== DATA SECTION ==
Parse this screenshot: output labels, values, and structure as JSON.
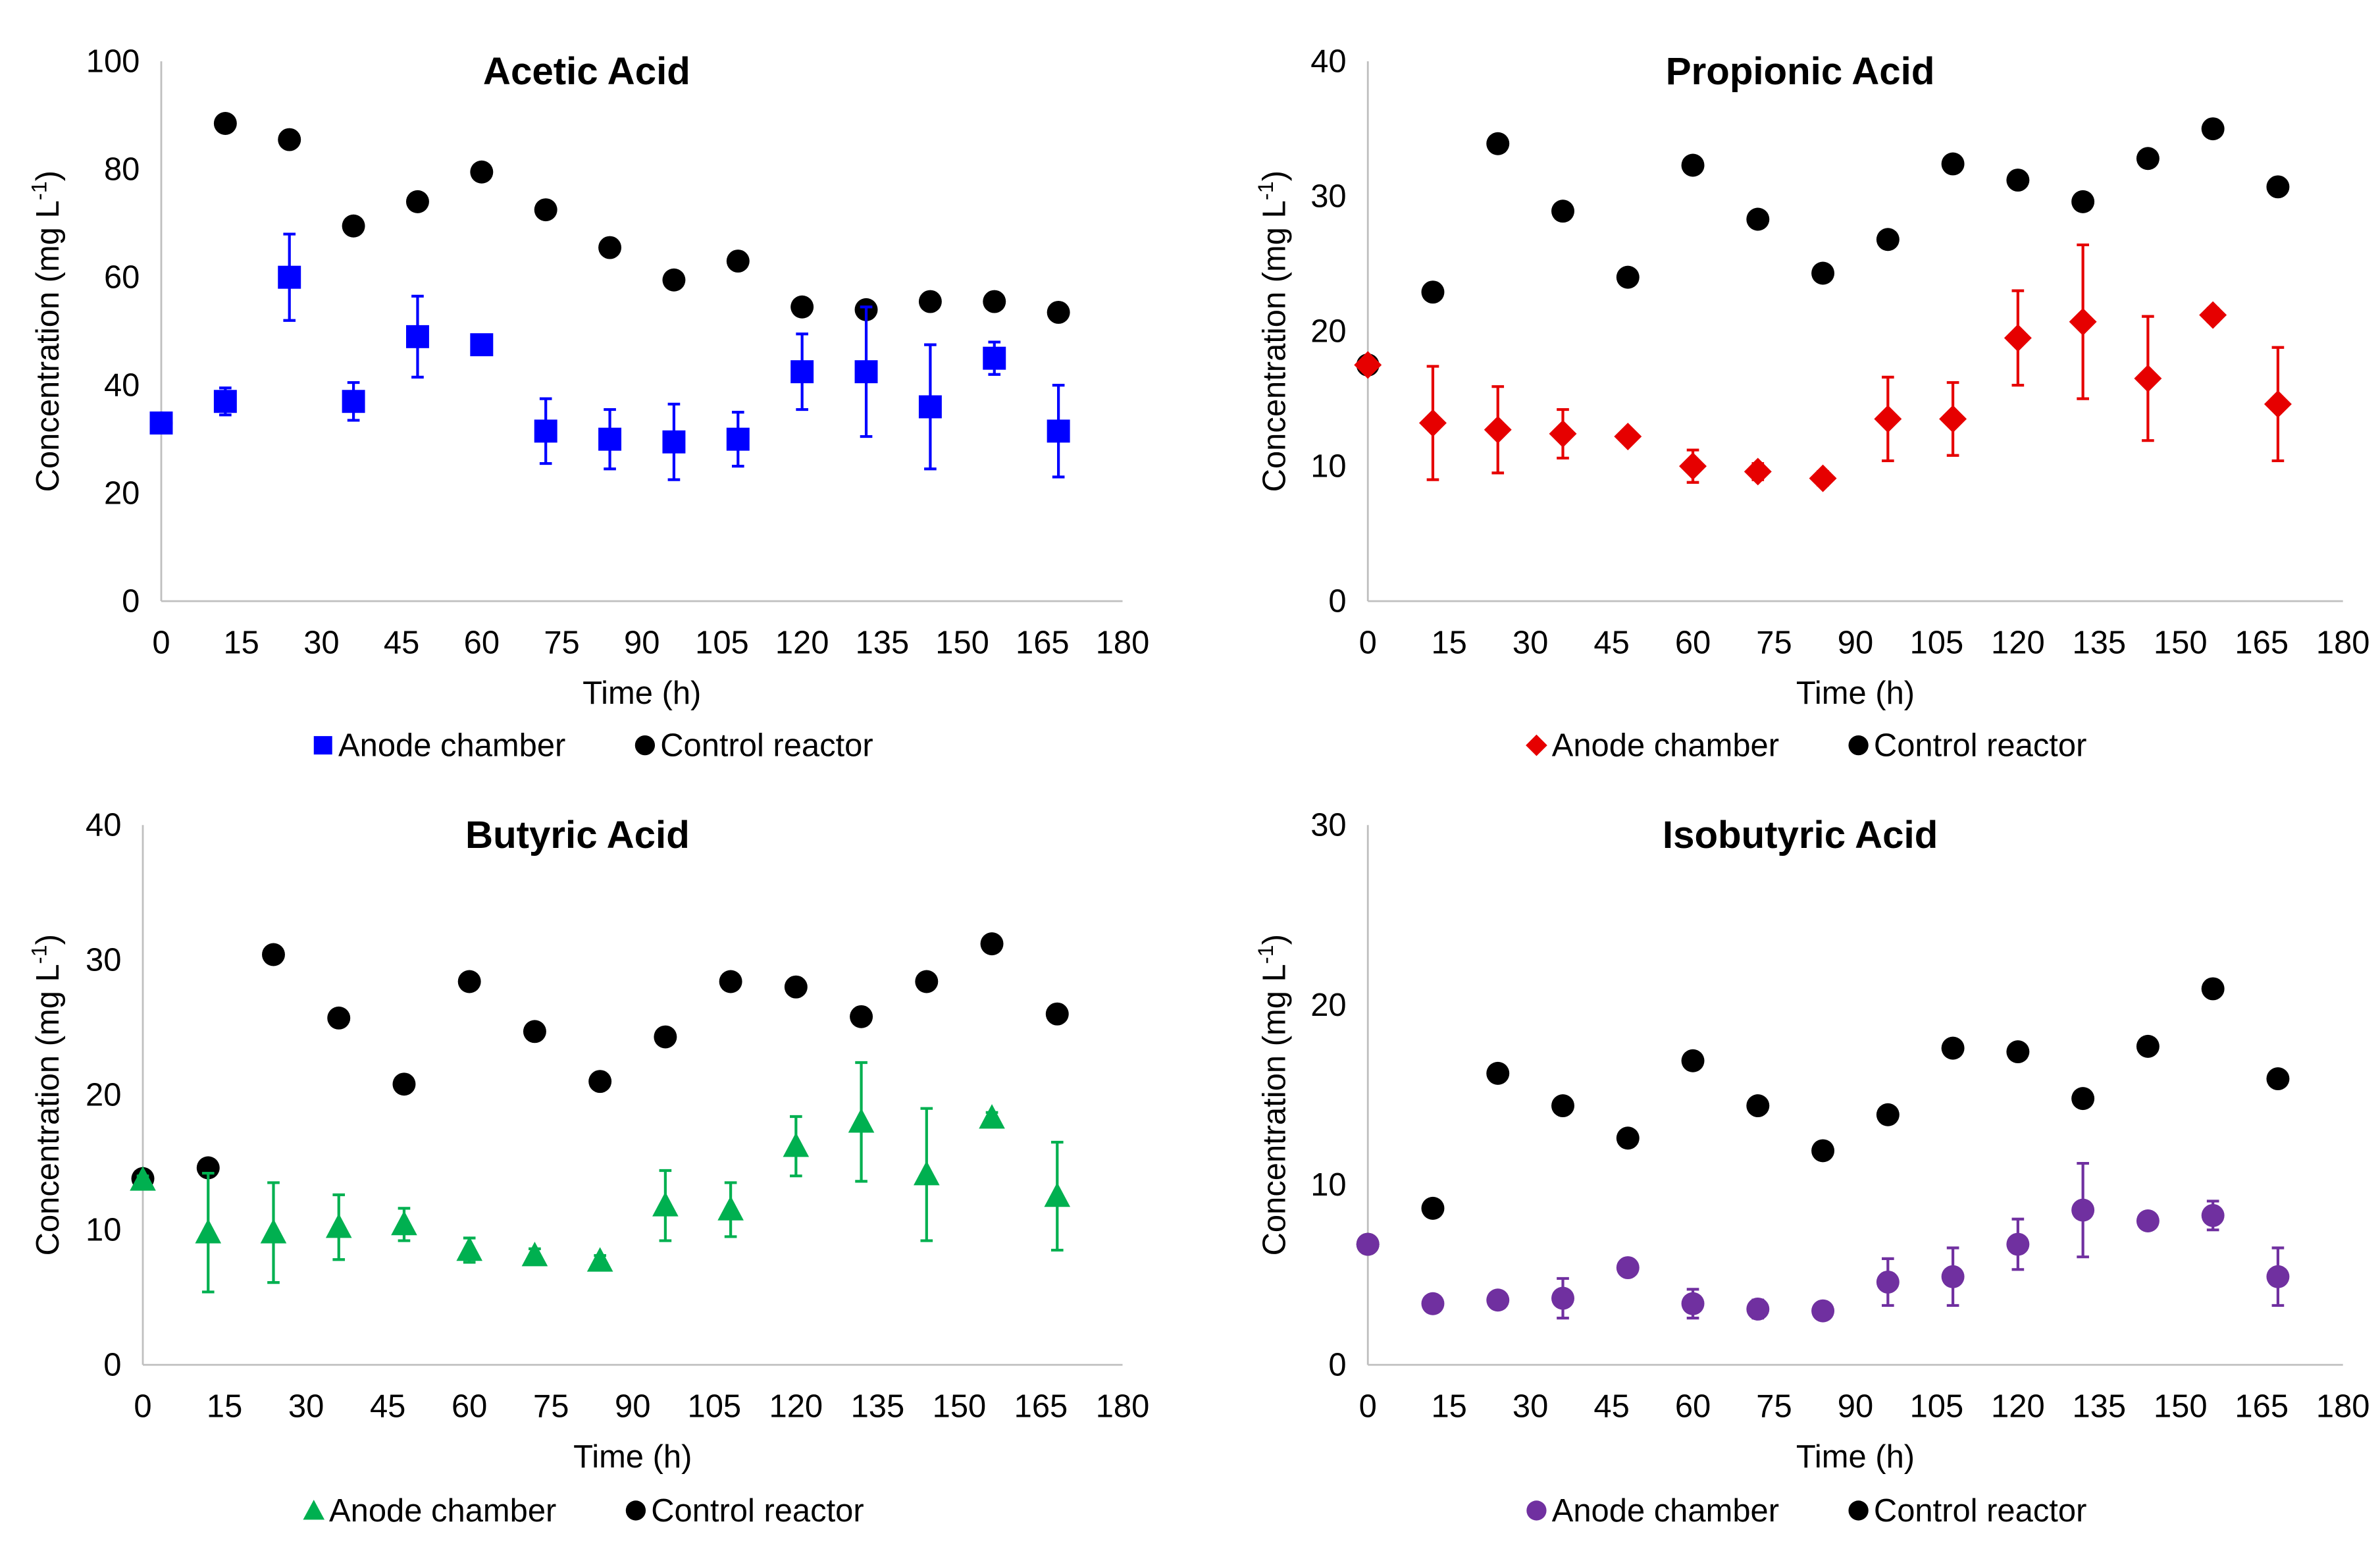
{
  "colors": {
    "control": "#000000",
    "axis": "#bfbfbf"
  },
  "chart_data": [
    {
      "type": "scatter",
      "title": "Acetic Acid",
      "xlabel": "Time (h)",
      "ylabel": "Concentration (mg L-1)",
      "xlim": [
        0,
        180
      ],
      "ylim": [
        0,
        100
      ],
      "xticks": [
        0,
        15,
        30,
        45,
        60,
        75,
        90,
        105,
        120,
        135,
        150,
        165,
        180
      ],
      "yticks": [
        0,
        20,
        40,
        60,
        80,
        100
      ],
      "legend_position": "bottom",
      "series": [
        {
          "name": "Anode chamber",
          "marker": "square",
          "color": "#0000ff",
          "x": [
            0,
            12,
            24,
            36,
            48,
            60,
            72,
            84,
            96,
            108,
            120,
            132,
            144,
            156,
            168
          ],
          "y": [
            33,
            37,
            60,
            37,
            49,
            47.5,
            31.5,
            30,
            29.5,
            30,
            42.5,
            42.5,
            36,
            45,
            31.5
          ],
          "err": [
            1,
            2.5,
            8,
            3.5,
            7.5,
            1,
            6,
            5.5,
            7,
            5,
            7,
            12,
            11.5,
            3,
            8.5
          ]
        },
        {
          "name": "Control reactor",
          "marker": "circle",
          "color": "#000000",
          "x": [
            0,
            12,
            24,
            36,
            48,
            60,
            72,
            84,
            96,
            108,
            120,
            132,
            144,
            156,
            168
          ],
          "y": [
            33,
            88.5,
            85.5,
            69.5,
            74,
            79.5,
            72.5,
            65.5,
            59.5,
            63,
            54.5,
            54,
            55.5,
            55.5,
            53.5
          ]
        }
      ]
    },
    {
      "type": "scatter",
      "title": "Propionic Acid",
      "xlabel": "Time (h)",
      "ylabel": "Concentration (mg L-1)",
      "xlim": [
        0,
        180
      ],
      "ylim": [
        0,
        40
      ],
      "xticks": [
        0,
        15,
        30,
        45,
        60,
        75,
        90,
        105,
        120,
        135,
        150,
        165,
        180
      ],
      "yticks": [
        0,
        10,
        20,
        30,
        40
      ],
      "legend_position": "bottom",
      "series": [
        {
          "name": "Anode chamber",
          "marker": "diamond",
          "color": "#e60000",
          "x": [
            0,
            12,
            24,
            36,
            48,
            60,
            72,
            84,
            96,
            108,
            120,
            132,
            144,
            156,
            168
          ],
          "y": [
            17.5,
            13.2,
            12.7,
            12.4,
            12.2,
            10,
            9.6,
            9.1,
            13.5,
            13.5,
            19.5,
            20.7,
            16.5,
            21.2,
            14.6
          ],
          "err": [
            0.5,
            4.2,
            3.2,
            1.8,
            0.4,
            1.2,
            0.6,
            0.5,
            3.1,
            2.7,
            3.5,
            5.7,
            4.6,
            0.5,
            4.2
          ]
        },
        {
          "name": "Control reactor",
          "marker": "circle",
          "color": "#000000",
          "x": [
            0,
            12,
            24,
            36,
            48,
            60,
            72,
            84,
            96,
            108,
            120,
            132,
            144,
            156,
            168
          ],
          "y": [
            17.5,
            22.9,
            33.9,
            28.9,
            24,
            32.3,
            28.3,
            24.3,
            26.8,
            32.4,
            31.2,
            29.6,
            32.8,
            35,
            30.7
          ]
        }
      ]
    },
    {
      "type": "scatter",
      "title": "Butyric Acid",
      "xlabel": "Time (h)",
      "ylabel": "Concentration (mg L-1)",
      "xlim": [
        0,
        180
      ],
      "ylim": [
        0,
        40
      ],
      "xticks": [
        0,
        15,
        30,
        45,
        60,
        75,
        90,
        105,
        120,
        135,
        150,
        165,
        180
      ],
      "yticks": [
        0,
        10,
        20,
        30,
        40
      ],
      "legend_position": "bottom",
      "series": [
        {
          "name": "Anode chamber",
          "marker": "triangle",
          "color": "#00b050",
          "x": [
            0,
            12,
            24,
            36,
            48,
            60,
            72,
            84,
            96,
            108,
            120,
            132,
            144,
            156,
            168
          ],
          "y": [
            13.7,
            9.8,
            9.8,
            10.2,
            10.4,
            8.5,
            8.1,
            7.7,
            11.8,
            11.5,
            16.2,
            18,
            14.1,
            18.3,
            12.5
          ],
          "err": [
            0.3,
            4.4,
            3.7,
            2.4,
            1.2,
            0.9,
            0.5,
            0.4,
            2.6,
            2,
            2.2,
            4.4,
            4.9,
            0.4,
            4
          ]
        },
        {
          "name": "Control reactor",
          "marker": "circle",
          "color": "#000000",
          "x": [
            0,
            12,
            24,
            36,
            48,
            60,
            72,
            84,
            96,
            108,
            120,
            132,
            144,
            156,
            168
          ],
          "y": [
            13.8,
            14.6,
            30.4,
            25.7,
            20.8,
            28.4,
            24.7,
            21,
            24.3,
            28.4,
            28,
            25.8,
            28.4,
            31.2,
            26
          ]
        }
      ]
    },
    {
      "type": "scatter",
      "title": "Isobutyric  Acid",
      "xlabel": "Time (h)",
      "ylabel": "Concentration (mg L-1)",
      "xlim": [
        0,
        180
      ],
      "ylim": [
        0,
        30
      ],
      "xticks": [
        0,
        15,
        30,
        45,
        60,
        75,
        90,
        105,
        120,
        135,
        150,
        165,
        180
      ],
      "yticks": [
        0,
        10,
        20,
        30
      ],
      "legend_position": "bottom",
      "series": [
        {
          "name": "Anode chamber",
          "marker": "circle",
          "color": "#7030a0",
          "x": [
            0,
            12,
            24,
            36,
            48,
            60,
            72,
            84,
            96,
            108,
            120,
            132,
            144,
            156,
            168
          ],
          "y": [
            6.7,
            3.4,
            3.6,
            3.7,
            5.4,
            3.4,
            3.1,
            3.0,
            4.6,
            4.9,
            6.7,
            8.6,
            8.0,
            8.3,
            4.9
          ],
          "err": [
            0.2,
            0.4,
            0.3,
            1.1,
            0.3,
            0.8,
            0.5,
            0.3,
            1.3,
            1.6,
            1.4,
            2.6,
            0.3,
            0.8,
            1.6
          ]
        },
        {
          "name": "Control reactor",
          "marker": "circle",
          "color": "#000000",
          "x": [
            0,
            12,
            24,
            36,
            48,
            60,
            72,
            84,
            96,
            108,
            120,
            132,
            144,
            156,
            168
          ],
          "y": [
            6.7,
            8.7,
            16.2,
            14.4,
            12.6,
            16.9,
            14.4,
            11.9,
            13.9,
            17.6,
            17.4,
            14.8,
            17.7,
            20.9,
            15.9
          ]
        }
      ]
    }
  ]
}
===
Return the listing above word for word, with the pictures removed.

• [EXERCISE ANSWER]:
Parse this screenshot: output labels, values, and structure as JSON.
{
  "colors": {
    "control": "#000000",
    "axis": "#bfbfbf"
  },
  "chart_data": [
    {
      "type": "scatter",
      "title": "Acetic Acid",
      "xlabel": "Time (h)",
      "ylabel": "Concentration (mg L-1)",
      "xlim": [
        0,
        180
      ],
      "ylim": [
        0,
        100
      ],
      "xticks": [
        0,
        15,
        30,
        45,
        60,
        75,
        90,
        105,
        120,
        135,
        150,
        165,
        180
      ],
      "yticks": [
        0,
        20,
        40,
        60,
        80,
        100
      ],
      "legend_position": "bottom",
      "series": [
        {
          "name": "Anode chamber",
          "marker": "square",
          "color": "#0000ff",
          "x": [
            0,
            12,
            24,
            36,
            48,
            60,
            72,
            84,
            96,
            108,
            120,
            132,
            144,
            156,
            168
          ],
          "y": [
            33,
            37,
            60,
            37,
            49,
            47.5,
            31.5,
            30,
            29.5,
            30,
            42.5,
            42.5,
            36,
            45,
            31.5
          ],
          "err": [
            1,
            2.5,
            8,
            3.5,
            7.5,
            1,
            6,
            5.5,
            7,
            5,
            7,
            12,
            11.5,
            3,
            8.5
          ]
        },
        {
          "name": "Control reactor",
          "marker": "circle",
          "color": "#000000",
          "x": [
            0,
            12,
            24,
            36,
            48,
            60,
            72,
            84,
            96,
            108,
            120,
            132,
            144,
            156,
            168
          ],
          "y": [
            33,
            88.5,
            85.5,
            69.5,
            74,
            79.5,
            72.5,
            65.5,
            59.5,
            63,
            54.5,
            54,
            55.5,
            55.5,
            53.5
          ]
        }
      ]
    },
    {
      "type": "scatter",
      "title": "Propionic Acid",
      "xlabel": "Time (h)",
      "ylabel": "Concentration (mg L-1)",
      "xlim": [
        0,
        180
      ],
      "ylim": [
        0,
        40
      ],
      "xticks": [
        0,
        15,
        30,
        45,
        60,
        75,
        90,
        105,
        120,
        135,
        150,
        165,
        180
      ],
      "yticks": [
        0,
        10,
        20,
        30,
        40
      ],
      "legend_position": "bottom",
      "series": [
        {
          "name": "Anode chamber",
          "marker": "diamond",
          "color": "#e60000",
          "x": [
            0,
            12,
            24,
            36,
            48,
            60,
            72,
            84,
            96,
            108,
            120,
            132,
            144,
            156,
            168
          ],
          "y": [
            17.5,
            13.2,
            12.7,
            12.4,
            12.2,
            10,
            9.6,
            9.1,
            13.5,
            13.5,
            19.5,
            20.7,
            16.5,
            21.2,
            14.6
          ],
          "err": [
            0.5,
            4.2,
            3.2,
            1.8,
            0.4,
            1.2,
            0.6,
            0.5,
            3.1,
            2.7,
            3.5,
            5.7,
            4.6,
            0.5,
            4.2
          ]
        },
        {
          "name": "Control reactor",
          "marker": "circle",
          "color": "#000000",
          "x": [
            0,
            12,
            24,
            36,
            48,
            60,
            72,
            84,
            96,
            108,
            120,
            132,
            144,
            156,
            168
          ],
          "y": [
            17.5,
            22.9,
            33.9,
            28.9,
            24,
            32.3,
            28.3,
            24.3,
            26.8,
            32.4,
            31.2,
            29.6,
            32.8,
            35,
            30.7
          ]
        }
      ]
    },
    {
      "type": "scatter",
      "title": "Butyric Acid",
      "xlabel": "Time (h)",
      "ylabel": "Concentration (mg L-1)",
      "xlim": [
        0,
        180
      ],
      "ylim": [
        0,
        40
      ],
      "xticks": [
        0,
        15,
        30,
        45,
        60,
        75,
        90,
        105,
        120,
        135,
        150,
        165,
        180
      ],
      "yticks": [
        0,
        10,
        20,
        30,
        40
      ],
      "legend_position": "bottom",
      "series": [
        {
          "name": "Anode chamber",
          "marker": "triangle",
          "color": "#00b050",
          "x": [
            0,
            12,
            24,
            36,
            48,
            60,
            72,
            84,
            96,
            108,
            120,
            132,
            144,
            156,
            168
          ],
          "y": [
            13.7,
            9.8,
            9.8,
            10.2,
            10.4,
            8.5,
            8.1,
            7.7,
            11.8,
            11.5,
            16.2,
            18,
            14.1,
            18.3,
            12.5
          ],
          "err": [
            0.3,
            4.4,
            3.7,
            2.4,
            1.2,
            0.9,
            0.5,
            0.4,
            2.6,
            2,
            2.2,
            4.4,
            4.9,
            0.4,
            4
          ]
        },
        {
          "name": "Control reactor",
          "marker": "circle",
          "color": "#000000",
          "x": [
            0,
            12,
            24,
            36,
            48,
            60,
            72,
            84,
            96,
            108,
            120,
            132,
            144,
            156,
            168
          ],
          "y": [
            13.8,
            14.6,
            30.4,
            25.7,
            20.8,
            28.4,
            24.7,
            21,
            24.3,
            28.4,
            28,
            25.8,
            28.4,
            31.2,
            26
          ]
        }
      ]
    },
    {
      "type": "scatter",
      "title": "Isobutyric  Acid",
      "xlabel": "Time (h)",
      "ylabel": "Concentration (mg L-1)",
      "xlim": [
        0,
        180
      ],
      "ylim": [
        0,
        30
      ],
      "xticks": [
        0,
        15,
        30,
        45,
        60,
        75,
        90,
        105,
        120,
        135,
        150,
        165,
        180
      ],
      "yticks": [
        0,
        10,
        20,
        30
      ],
      "legend_position": "bottom",
      "series": [
        {
          "name": "Anode chamber",
          "marker": "circle",
          "color": "#7030a0",
          "x": [
            0,
            12,
            24,
            36,
            48,
            60,
            72,
            84,
            96,
            108,
            120,
            132,
            144,
            156,
            168
          ],
          "y": [
            6.7,
            3.4,
            3.6,
            3.7,
            5.4,
            3.4,
            3.1,
            3.0,
            4.6,
            4.9,
            6.7,
            8.6,
            8.0,
            8.3,
            4.9
          ],
          "err": [
            0.2,
            0.4,
            0.3,
            1.1,
            0.3,
            0.8,
            0.5,
            0.3,
            1.3,
            1.6,
            1.4,
            2.6,
            0.3,
            0.8,
            1.6
          ]
        },
        {
          "name": "Control reactor",
          "marker": "circle",
          "color": "#000000",
          "x": [
            0,
            12,
            24,
            36,
            48,
            60,
            72,
            84,
            96,
            108,
            120,
            132,
            144,
            156,
            168
          ],
          "y": [
            6.7,
            8.7,
            16.2,
            14.4,
            12.6,
            16.9,
            14.4,
            11.9,
            13.9,
            17.6,
            17.4,
            14.8,
            17.7,
            20.9,
            15.9
          ]
        }
      ]
    }
  ]
}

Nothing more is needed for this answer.